*READING TEXT:*

Effect of β-fluorinated porphyrin in changing selectivity for electrochemical O2 reduction

The development of catalytic systems that selectively convert O2 to water is required to progress fuel cell technology. As an alternative to platinum catalysts, derivatives of iron and cobalt porphyrin molecular catalysts provide one benchmark for catalyst design. However, the inclusion of these catalysts into homogeneous platforms remains a difficulty. Co-porphyrins have been studied as heterogeneous O2 reduction catalysts; however, they have not been explored much in homogeneous systems. Moreover, they suffer from poor selectivity for the desired four-electron reduction of O2 to H2O. Herein, we present two cobalt-based β-fluorinated porphyrin complexes (CoTPF8(OH)2 and CoTPF8(OH)4) and demonstrate applicability as effective catalysts for the oxygen reduction reaction. Using rotating ring-disk electrochemistry, the catalysts, CoTPF8(OH)2 and CoTPF8(OH)4, showed maximum Faradaic efficiency for H2O of 92 % and 97 %, respectively. DFT calculations suggest that the formation of a phlorin intermediate could occur before O2 reduction and that a stronger H2O2 binding in the cobalt-based β-fluorinated porphyrin species compared to the unsubstituted parent compound, CoTP(OH)2, was responsible for the observed experimental selectivity for H2O. These results reveal that the β-fluorinated porphyrin catalyst serves as a novel platform for investigating molecular electrocatalytic reactions.

*STORED DATA:*
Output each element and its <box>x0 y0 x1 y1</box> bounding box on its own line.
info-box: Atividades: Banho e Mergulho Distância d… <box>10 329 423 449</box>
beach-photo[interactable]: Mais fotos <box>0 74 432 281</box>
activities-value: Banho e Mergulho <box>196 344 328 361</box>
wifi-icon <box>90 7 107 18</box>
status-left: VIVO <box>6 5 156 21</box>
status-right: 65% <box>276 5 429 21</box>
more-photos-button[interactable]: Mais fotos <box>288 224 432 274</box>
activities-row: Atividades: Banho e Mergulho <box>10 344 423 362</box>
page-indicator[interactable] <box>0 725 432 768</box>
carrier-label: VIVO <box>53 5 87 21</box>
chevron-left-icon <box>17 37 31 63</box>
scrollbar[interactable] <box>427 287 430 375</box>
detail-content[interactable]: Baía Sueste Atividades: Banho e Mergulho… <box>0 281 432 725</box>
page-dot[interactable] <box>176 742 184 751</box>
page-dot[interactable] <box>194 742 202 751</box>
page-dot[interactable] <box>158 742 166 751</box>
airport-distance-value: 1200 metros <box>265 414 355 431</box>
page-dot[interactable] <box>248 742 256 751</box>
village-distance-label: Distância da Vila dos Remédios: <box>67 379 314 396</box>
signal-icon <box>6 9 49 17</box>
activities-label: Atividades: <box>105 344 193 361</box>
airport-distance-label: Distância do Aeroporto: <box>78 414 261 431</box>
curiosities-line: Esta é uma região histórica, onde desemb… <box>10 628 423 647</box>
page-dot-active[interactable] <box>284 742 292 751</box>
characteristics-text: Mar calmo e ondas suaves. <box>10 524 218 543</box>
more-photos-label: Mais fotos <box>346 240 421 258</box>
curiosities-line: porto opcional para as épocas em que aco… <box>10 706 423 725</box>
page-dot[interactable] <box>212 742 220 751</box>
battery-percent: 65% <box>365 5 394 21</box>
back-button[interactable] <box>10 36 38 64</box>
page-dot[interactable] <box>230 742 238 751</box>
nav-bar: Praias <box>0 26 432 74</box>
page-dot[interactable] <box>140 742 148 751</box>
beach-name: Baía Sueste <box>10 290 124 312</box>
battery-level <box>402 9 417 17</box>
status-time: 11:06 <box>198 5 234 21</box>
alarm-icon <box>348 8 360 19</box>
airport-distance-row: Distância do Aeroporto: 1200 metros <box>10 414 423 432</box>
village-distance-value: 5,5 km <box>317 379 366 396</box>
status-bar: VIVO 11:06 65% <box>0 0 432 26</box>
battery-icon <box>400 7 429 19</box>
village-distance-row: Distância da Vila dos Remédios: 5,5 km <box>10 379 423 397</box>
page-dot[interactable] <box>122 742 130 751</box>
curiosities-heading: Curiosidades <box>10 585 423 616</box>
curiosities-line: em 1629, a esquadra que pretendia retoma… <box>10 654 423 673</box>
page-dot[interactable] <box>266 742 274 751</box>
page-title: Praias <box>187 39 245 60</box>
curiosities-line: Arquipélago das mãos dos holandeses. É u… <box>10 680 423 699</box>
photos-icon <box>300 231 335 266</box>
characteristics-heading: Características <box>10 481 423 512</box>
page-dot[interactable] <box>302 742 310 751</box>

*WHAT YOU HAVE TO DO:*
Answer these from the porphyrin abstract above:
1. As what kind of O2 reduction catalysts have Co-porphyrins been studied?
2. What maximum Faradaic efficiency for H2O did CoTPF8(OH)4 show?
3. According to the DFT calculations, what intermediate could form before O2 reduction?

*OUTPUT:*
1. Heterogeneous O2 reduction catalysts.
2. 97 %.
3. A phlorin intermediate.